PROVIDED MATERIAL
-- start --

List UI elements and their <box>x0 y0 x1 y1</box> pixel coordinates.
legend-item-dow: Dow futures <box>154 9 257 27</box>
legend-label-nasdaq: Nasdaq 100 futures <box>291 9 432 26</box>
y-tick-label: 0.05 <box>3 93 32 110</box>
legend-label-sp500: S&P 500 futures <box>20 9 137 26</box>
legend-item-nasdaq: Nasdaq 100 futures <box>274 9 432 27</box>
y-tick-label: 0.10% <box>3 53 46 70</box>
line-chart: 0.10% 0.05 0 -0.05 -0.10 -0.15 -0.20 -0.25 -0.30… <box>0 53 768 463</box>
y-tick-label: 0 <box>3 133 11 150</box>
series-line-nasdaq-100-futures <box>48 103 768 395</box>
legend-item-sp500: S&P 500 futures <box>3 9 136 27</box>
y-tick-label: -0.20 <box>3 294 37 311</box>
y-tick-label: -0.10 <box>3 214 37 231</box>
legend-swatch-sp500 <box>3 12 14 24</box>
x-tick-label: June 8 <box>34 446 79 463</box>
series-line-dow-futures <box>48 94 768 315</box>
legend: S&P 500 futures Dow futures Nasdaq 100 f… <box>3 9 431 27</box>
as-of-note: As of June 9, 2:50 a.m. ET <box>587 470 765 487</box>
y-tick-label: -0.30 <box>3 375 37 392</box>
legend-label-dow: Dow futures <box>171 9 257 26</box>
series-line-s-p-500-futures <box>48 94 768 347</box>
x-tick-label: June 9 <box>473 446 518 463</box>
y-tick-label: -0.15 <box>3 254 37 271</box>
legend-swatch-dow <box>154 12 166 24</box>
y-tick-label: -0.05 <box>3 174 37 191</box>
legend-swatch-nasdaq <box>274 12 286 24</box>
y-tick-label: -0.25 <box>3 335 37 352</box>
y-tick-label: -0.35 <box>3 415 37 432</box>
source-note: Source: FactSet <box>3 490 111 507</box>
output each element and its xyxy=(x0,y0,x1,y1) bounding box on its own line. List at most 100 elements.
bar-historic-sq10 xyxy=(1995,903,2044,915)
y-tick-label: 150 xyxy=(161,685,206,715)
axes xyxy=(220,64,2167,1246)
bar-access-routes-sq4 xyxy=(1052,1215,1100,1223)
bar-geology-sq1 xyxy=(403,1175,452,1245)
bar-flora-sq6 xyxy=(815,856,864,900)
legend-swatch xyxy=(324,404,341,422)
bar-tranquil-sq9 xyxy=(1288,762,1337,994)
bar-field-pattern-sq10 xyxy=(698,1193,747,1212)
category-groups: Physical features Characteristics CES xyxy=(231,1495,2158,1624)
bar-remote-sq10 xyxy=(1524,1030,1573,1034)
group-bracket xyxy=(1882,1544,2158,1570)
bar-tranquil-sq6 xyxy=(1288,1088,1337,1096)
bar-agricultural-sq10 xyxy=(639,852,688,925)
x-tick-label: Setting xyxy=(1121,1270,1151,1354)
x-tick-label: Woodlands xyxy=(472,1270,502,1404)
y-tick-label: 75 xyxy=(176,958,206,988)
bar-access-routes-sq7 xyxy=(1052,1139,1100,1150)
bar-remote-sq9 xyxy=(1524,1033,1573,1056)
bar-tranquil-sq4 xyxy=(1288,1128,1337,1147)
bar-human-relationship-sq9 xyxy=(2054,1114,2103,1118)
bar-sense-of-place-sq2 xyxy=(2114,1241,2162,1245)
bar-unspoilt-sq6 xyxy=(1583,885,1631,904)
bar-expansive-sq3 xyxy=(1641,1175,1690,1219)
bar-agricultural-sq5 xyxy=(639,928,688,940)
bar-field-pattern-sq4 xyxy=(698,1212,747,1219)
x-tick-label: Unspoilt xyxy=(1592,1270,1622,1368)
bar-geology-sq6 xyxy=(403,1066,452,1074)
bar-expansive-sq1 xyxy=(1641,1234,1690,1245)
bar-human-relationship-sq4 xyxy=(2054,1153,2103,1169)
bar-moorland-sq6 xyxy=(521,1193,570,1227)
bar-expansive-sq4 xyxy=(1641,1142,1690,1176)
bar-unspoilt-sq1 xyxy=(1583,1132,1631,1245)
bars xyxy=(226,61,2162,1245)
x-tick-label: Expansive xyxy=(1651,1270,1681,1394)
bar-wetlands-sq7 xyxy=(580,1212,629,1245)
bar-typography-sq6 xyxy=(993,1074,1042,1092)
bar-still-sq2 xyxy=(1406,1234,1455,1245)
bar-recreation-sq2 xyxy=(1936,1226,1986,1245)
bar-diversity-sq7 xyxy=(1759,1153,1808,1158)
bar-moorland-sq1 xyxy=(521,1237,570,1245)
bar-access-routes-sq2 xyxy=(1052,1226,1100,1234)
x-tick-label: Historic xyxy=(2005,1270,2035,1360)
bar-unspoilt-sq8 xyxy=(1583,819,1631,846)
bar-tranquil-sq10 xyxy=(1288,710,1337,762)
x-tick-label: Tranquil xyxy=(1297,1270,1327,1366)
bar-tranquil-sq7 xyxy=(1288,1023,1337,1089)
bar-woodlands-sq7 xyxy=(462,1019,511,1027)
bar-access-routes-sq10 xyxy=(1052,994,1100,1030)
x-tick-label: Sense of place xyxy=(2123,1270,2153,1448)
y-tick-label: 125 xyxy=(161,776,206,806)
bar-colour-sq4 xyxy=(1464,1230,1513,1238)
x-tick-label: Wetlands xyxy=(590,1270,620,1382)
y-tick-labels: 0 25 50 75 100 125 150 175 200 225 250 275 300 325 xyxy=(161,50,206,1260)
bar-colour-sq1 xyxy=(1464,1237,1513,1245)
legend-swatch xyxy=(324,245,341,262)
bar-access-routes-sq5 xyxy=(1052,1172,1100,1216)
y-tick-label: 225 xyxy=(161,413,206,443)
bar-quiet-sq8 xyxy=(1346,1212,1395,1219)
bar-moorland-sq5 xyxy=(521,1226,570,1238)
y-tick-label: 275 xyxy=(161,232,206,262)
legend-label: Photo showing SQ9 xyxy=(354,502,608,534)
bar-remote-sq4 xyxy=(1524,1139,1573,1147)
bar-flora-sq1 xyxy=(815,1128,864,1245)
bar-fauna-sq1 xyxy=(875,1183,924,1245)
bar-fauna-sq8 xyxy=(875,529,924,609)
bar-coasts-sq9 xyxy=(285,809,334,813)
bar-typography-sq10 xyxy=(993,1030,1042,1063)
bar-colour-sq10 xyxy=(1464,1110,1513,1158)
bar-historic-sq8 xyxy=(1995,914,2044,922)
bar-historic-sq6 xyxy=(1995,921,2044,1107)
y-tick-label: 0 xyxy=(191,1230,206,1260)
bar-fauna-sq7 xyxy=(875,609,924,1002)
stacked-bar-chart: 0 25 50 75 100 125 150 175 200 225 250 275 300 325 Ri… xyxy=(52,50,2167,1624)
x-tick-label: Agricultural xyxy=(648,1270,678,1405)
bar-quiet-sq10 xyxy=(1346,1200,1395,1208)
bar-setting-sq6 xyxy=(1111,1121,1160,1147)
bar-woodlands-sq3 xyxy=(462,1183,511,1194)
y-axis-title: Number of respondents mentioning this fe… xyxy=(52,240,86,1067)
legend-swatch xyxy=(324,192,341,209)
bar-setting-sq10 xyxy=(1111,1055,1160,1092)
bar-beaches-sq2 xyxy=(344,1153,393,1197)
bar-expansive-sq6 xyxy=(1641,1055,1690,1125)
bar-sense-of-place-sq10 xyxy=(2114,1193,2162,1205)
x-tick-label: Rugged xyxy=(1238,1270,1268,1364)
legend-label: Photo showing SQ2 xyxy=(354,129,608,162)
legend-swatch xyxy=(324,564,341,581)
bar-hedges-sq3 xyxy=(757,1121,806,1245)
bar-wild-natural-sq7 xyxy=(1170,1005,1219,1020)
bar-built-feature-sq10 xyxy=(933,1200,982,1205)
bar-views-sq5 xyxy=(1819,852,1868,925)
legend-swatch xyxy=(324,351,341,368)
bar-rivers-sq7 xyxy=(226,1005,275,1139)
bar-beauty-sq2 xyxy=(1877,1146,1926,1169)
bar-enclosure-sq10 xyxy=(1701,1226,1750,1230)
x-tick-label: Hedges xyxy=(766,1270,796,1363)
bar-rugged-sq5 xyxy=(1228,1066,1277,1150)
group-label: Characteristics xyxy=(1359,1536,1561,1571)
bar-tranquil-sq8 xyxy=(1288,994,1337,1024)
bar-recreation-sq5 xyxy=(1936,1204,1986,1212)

-- end --

THE EXERCISE
Reproduce the material word for word, from its first line through the line that contains "series-line-s-p-500-futures <box>48 94".

COMPLETED EXERCISE
List UI elements and their <box>x0 y0 x1 y1</box> pixel coordinates.
legend-item-dow: Dow futures <box>154 9 257 27</box>
legend-label-nasdaq: Nasdaq 100 futures <box>291 9 432 26</box>
y-tick-label: 0.05 <box>3 93 32 110</box>
legend-label-sp500: S&P 500 futures <box>20 9 137 26</box>
legend-item-nasdaq: Nasdaq 100 futures <box>274 9 432 27</box>
y-tick-label: 0.10% <box>3 53 46 70</box>
line-chart: 0.10% 0.05 0 -0.05 -0.10 -0.15 -0.20 -0.25 -0.30… <box>0 53 768 463</box>
y-tick-label: 0 <box>3 133 11 150</box>
series-line-nasdaq-100-futures <box>48 103 768 395</box>
legend-item-sp500: S&P 500 futures <box>3 9 136 27</box>
y-tick-label: -0.20 <box>3 294 37 311</box>
y-tick-label: -0.10 <box>3 214 37 231</box>
legend-swatch-sp500 <box>3 12 14 24</box>
x-tick-label: June 8 <box>34 446 79 463</box>
series-line-dow-futures <box>48 94 768 315</box>
legend: S&P 500 futures Dow futures Nasdaq 100 f… <box>3 9 431 27</box>
as-of-note: As of June 9, 2:50 a.m. ET <box>587 470 765 487</box>
y-tick-label: -0.30 <box>3 375 37 392</box>
legend-label-dow: Dow futures <box>171 9 257 26</box>
series-line-s-p-500-futures <box>48 94 768 347</box>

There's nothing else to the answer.